◆ **Description of the task**
Count how many lines mention the word "label". Write that number alone.

** Begin **

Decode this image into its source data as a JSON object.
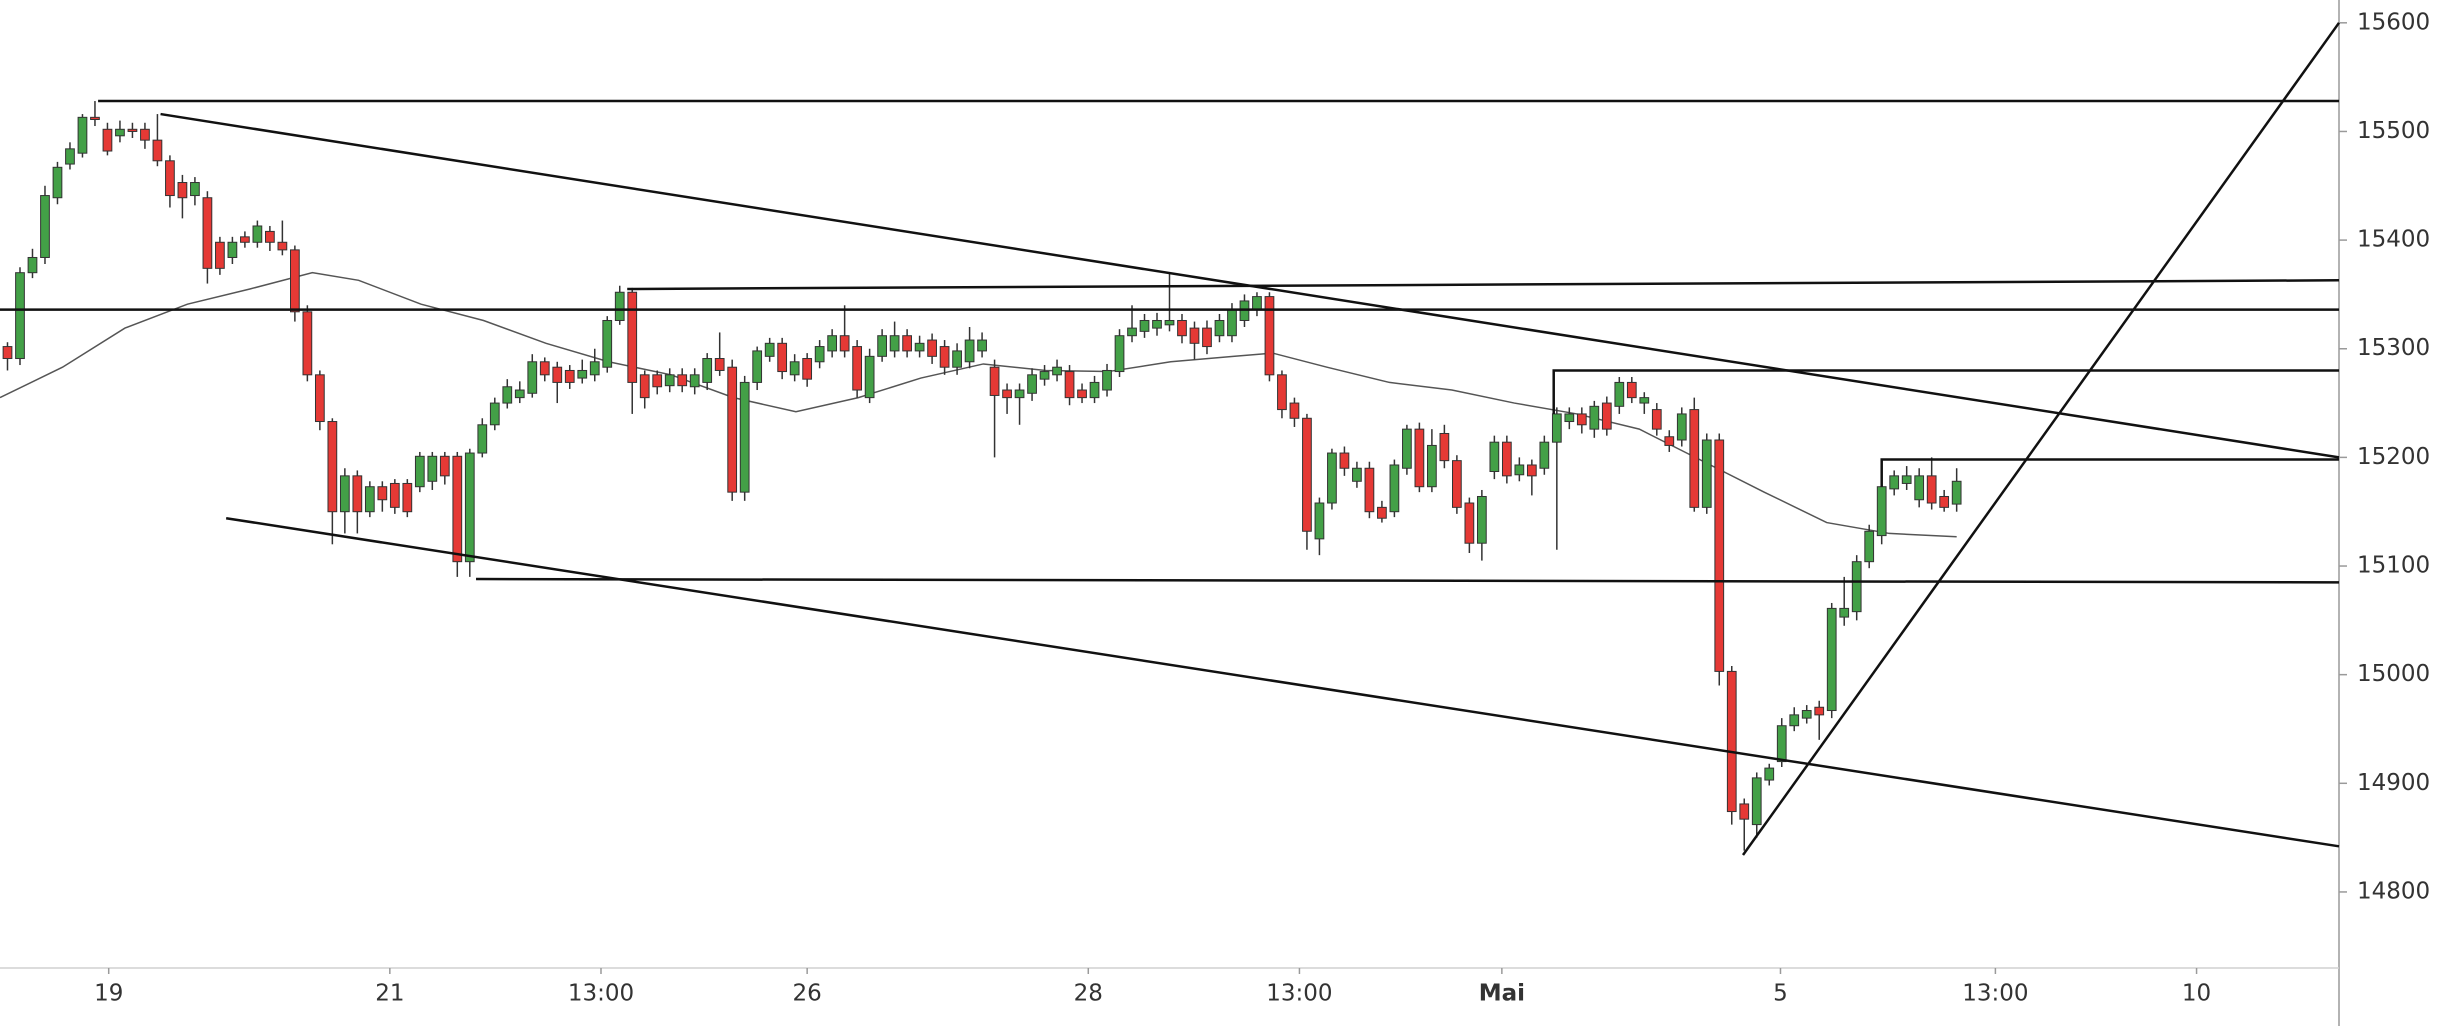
{
  "chart_data": {
    "type": "candlestick",
    "up_color": "#43a047",
    "down_color": "#e53935",
    "wick_color": "#333333",
    "open": [
      15302,
      15291,
      15370,
      15384,
      15439,
      15470,
      15480,
      15513,
      15502,
      15496,
      15502,
      15502,
      15492,
      15473,
      15453,
      15441,
      15439,
      15398,
      15384,
      15403,
      15398,
      15408,
      15398,
      15391,
      15334,
      15276,
      15233,
      15150,
      15183,
      15150,
      15173,
      15176,
      15176,
      15173,
      15178,
      15201,
      15201,
      15104,
      15204,
      15230,
      15250,
      15255,
      15259,
      15288,
      15283,
      15280,
      15273,
      15276,
      15283,
      15326,
      15352,
      15276,
      15276,
      15266,
      15276,
      15265,
      15269,
      15291,
      15283,
      15168,
      15269,
      15293,
      15305,
      15276,
      15291,
      15288,
      15298,
      15312,
      15302,
      15255,
      15293,
      15298,
      15312,
      15298,
      15308,
      15302,
      15283,
      15288,
      15298,
      15283,
      15262,
      15255,
      15259,
      15272,
      15276,
      15279,
      15262,
      15255,
      15262,
      15279,
      15312,
      15316,
      15319,
      15322,
      15326,
      15319,
      15319,
      15312,
      15312,
      15326,
      15336,
      15348,
      15276,
      15250,
      15236,
      15125,
      15158,
      15204,
      15178,
      15190,
      15154,
      15150,
      15190,
      15226,
      15173,
      15222,
      15197,
      15158,
      15121,
      15187,
      15214,
      15184,
      15193,
      15190,
      15214,
      15233,
      15240,
      15226,
      15250,
      15247,
      15269,
      15250,
      15244,
      15219,
      15216,
      15244,
      15154,
      15216,
      15003,
      14881,
      14862,
      14903,
      14920,
      14953,
      14960,
      14970,
      14967,
      15053,
      15058,
      15104,
      15128,
      15171,
      15176,
      15161,
      15183,
      15164,
      15157
    ],
    "high": [
      15306,
      15375,
      15392,
      15450,
      15472,
      15490,
      15516,
      15528,
      15508,
      15510,
      15508,
      15508,
      15516,
      15478,
      15460,
      15458,
      15445,
      15403,
      15403,
      15408,
      15418,
      15413,
      15418,
      15395,
      15340,
      15280,
      15236,
      15190,
      15188,
      15178,
      15178,
      15180,
      15180,
      15205,
      15205,
      15205,
      15205,
      15208,
      15236,
      15255,
      15272,
      15270,
      15295,
      15292,
      15288,
      15285,
      15290,
      15300,
      15330,
      15358,
      15356,
      15280,
      15280,
      15282,
      15282,
      15282,
      15296,
      15315,
      15290,
      15275,
      15302,
      15310,
      15310,
      15295,
      15296,
      15308,
      15318,
      15340,
      15308,
      15300,
      15318,
      15325,
      15318,
      15312,
      15314,
      15308,
      15305,
      15320,
      15315,
      15290,
      15268,
      15268,
      15282,
      15285,
      15290,
      15285,
      15268,
      15275,
      15286,
      15318,
      15340,
      15332,
      15333,
      15370,
      15332,
      15325,
      15326,
      15332,
      15342,
      15350,
      15352,
      15352,
      15280,
      15255,
      15240,
      15163,
      15208,
      15210,
      15196,
      15196,
      15160,
      15198,
      15230,
      15232,
      15226,
      15230,
      15202,
      15163,
      15170,
      15220,
      15220,
      15200,
      15198,
      15220,
      15246,
      15246,
      15246,
      15252,
      15256,
      15274,
      15274,
      15260,
      15250,
      15225,
      15246,
      15255,
      15222,
      15222,
      15008,
      14886,
      14910,
      14918,
      14960,
      14970,
      14972,
      14976,
      15066,
      15090,
      15110,
      15138,
      15178,
      15188,
      15192,
      15190,
      15200,
      15170,
      15190
    ],
    "low": [
      15280,
      15285,
      15365,
      15378,
      15433,
      15465,
      15476,
      15505,
      15478,
      15490,
      15494,
      15484,
      15468,
      15430,
      15420,
      15432,
      15360,
      15368,
      15378,
      15393,
      15393,
      15390,
      15386,
      15325,
      15270,
      15225,
      15120,
      15130,
      15130,
      15145,
      15150,
      15148,
      15145,
      15168,
      15170,
      15175,
      15090,
      15090,
      15200,
      15225,
      15245,
      15250,
      15255,
      15270,
      15250,
      15263,
      15268,
      15270,
      15278,
      15322,
      15240,
      15245,
      15258,
      15260,
      15260,
      15258,
      15262,
      15275,
      15160,
      15160,
      15262,
      15288,
      15272,
      15270,
      15265,
      15282,
      15292,
      15292,
      15255,
      15250,
      15288,
      15292,
      15292,
      15292,
      15286,
      15276,
      15276,
      15282,
      15292,
      15200,
      15240,
      15230,
      15252,
      15266,
      15270,
      15248,
      15250,
      15250,
      15256,
      15274,
      15306,
      15310,
      15312,
      15316,
      15305,
      15290,
      15295,
      15306,
      15306,
      15320,
      15330,
      15270,
      15236,
      15228,
      15115,
      15110,
      15152,
      15183,
      15172,
      15144,
      15140,
      15145,
      15184,
      15168,
      15168,
      15190,
      15148,
      15112,
      15105,
      15180,
      15176,
      15178,
      15165,
      15184,
      15115,
      15226,
      15222,
      15218,
      15220,
      15240,
      15250,
      15240,
      15220,
      15205,
      15210,
      15150,
      15148,
      14990,
      14862,
      14838,
      14850,
      14898,
      14915,
      14948,
      14955,
      14940,
      14960,
      15045,
      15050,
      15098,
      15120,
      15165,
      15170,
      15154,
      15152,
      15150,
      15150
    ],
    "close": [
      15291,
      15370,
      15384,
      15441,
      15467,
      15484,
      15513,
      15511,
      15482,
      15502,
      15500,
      15492,
      15473,
      15441,
      15439,
      15453,
      15374,
      15374,
      15398,
      15398,
      15413,
      15398,
      15391,
      15334,
      15276,
      15233,
      15150,
      15183,
      15150,
      15173,
      15161,
      15154,
      15150,
      15201,
      15201,
      15183,
      15104,
      15204,
      15230,
      15250,
      15265,
      15262,
      15288,
      15276,
      15269,
      15269,
      15280,
      15288,
      15326,
      15352,
      15269,
      15255,
      15265,
      15276,
      15266,
      15276,
      15291,
      15280,
      15168,
      15269,
      15298,
      15305,
      15279,
      15288,
      15272,
      15302,
      15312,
      15298,
      15262,
      15293,
      15312,
      15312,
      15298,
      15305,
      15293,
      15283,
      15298,
      15308,
      15308,
      15257,
      15255,
      15262,
      15276,
      15279,
      15283,
      15255,
      15255,
      15269,
      15280,
      15312,
      15319,
      15326,
      15326,
      15326,
      15312,
      15305,
      15302,
      15326,
      15336,
      15344,
      15348,
      15276,
      15244,
      15236,
      15132,
      15158,
      15204,
      15190,
      15190,
      15150,
      15144,
      15193,
      15226,
      15173,
      15211,
      15197,
      15154,
      15121,
      15164,
      15214,
      15183,
      15193,
      15183,
      15214,
      15240,
      15240,
      15230,
      15247,
      15226,
      15269,
      15255,
      15255,
      15226,
      15211,
      15240,
      15154,
      15216,
      15003,
      14874,
      14867,
      14905,
      14914,
      14953,
      14963,
      14967,
      14963,
      15061,
      15061,
      15104,
      15132,
      15173,
      15183,
      15183,
      15183,
      15158,
      15154,
      15178
    ],
    "moving_average": {
      "color": "#555555",
      "x": [
        -0.6,
        4.4,
        9.4,
        14.4,
        19.4,
        24.4,
        28.1,
        33.1,
        38.1,
        43.1,
        48.1,
        53.1,
        58.1,
        63.1,
        68.1,
        73.1,
        78.1,
        83.1,
        88.1,
        93.1,
        98.1,
        101.25,
        105.6,
        110.6,
        115.6,
        120.6,
        125.6,
        130.6,
        135.6,
        140.6,
        145.6,
        150.6,
        156
      ],
      "values": [
        15255,
        15283,
        15319,
        15341,
        15355,
        15370,
        15363,
        15341,
        15326,
        15305,
        15288,
        15276,
        15255,
        15242,
        15255,
        15273,
        15286,
        15280,
        15279,
        15288,
        15293,
        15296,
        15283,
        15269,
        15262,
        15250,
        15240,
        15226,
        15197,
        15168,
        15140,
        15130,
        15127
      ]
    },
    "drawings": [
      {
        "x": [
          7.25,
          186.6
        ],
        "y": [
          15528,
          15528
        ]
      },
      {
        "x": [
          12.25,
          186.6
        ],
        "y": [
          15516,
          15200
        ]
      },
      {
        "x": [
          -0.6,
          186.6
        ],
        "y": [
          15336,
          15336
        ]
      },
      {
        "x": [
          49.6,
          186.6
        ],
        "y": [
          15355,
          15363
        ]
      },
      {
        "x": [
          123.75,
          123.75,
          186.6
        ],
        "y": [
          15240,
          15280,
          15280
        ]
      },
      {
        "x": [
          150,
          150,
          186.6
        ],
        "y": [
          15173,
          15198,
          15198
        ]
      },
      {
        "x": [
          37.5,
          186.6
        ],
        "y": [
          15088,
          15085
        ]
      },
      {
        "x": [
          17.5,
          186.6
        ],
        "y": [
          15144,
          14842
        ]
      },
      {
        "x": [
          138.9,
          186.6
        ],
        "y": [
          14834,
          15600
        ]
      }
    ],
    "xlim": [
      -0.6,
      186.6
    ],
    "xticks": [
      {
        "value": 8.1,
        "label": "19"
      },
      {
        "value": 30.6,
        "label": "21"
      },
      {
        "value": 47.5,
        "label": "13:00"
      },
      {
        "value": 64,
        "label": "26"
      },
      {
        "value": 86.5,
        "label": "28"
      },
      {
        "value": 103.4,
        "label": "13:00"
      },
      {
        "value": 119.6,
        "label": "Mai",
        "bold": true
      },
      {
        "value": 141.9,
        "label": "5"
      },
      {
        "value": 159.1,
        "label": "13:00"
      },
      {
        "value": 175.2,
        "label": "10"
      }
    ],
    "ylim": [
      14730,
      15621
    ],
    "yticks": [
      14800,
      14900,
      15000,
      15100,
      15200,
      15300,
      15400,
      15500,
      15600
    ]
  }
}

** End **

◆ **Final result**
10